» **Records shown**:
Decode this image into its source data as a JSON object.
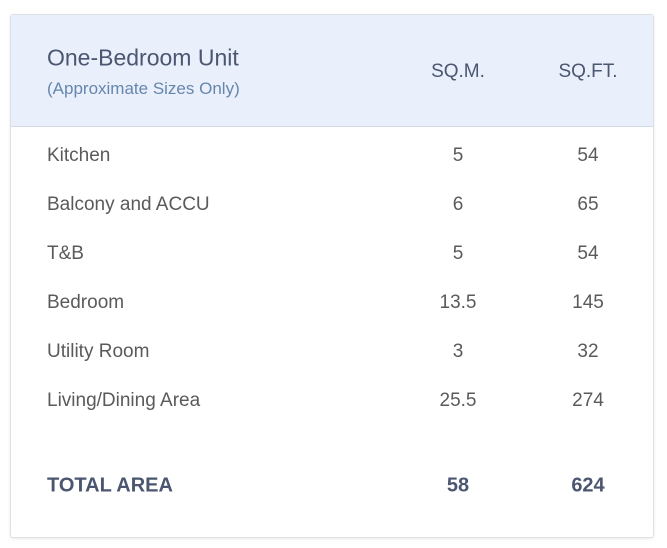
{
  "header": {
    "title": "One-Bedroom Unit",
    "subtitle": "(Approximate Sizes Only)",
    "columns": [
      "SQ.M.",
      "SQ.FT."
    ]
  },
  "table": {
    "rows": [
      [
        "Kitchen",
        5,
        54
      ],
      [
        "Balcony and ACCU",
        6,
        65
      ],
      [
        "T&B",
        5,
        54
      ],
      [
        "Bedroom",
        13.5,
        145
      ],
      [
        "Utility Room",
        3,
        32
      ],
      [
        "Living/Dining Area",
        25.5,
        274
      ]
    ],
    "total": [
      "TOTAL AREA",
      58,
      624
    ]
  }
}
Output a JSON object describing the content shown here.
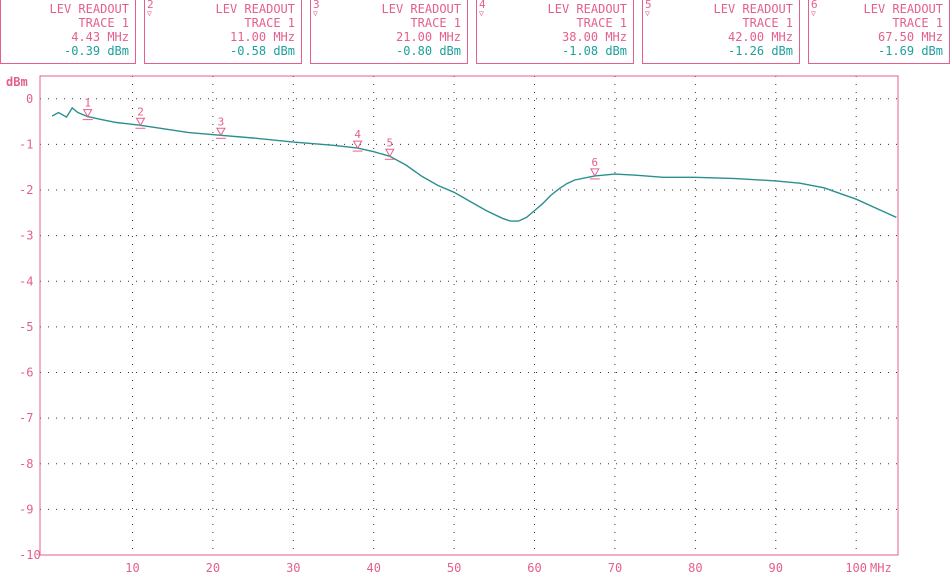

» **What to produce**:
Extract the entries in full, exactly as they are, minus the pictures.

» **Correct output**:
Decode this image into its source data as a JSON object.
{
  "header": {
    "title": "One-Bedroom Unit",
    "subtitle": "(Approximate Sizes Only)",
    "columns": [
      "SQ.M.",
      "SQ.FT."
    ]
  },
  "table": {
    "rows": [
      [
        "Kitchen",
        5,
        54
      ],
      [
        "Balcony and ACCU",
        6,
        65
      ],
      [
        "T&B",
        5,
        54
      ],
      [
        "Bedroom",
        13.5,
        145
      ],
      [
        "Utility Room",
        3,
        32
      ],
      [
        "Living/Dining Area",
        25.5,
        274
      ]
    ],
    "total": [
      "TOTAL AREA",
      58,
      624
    ]
  }
}
Output a JSON object describing the content shown here.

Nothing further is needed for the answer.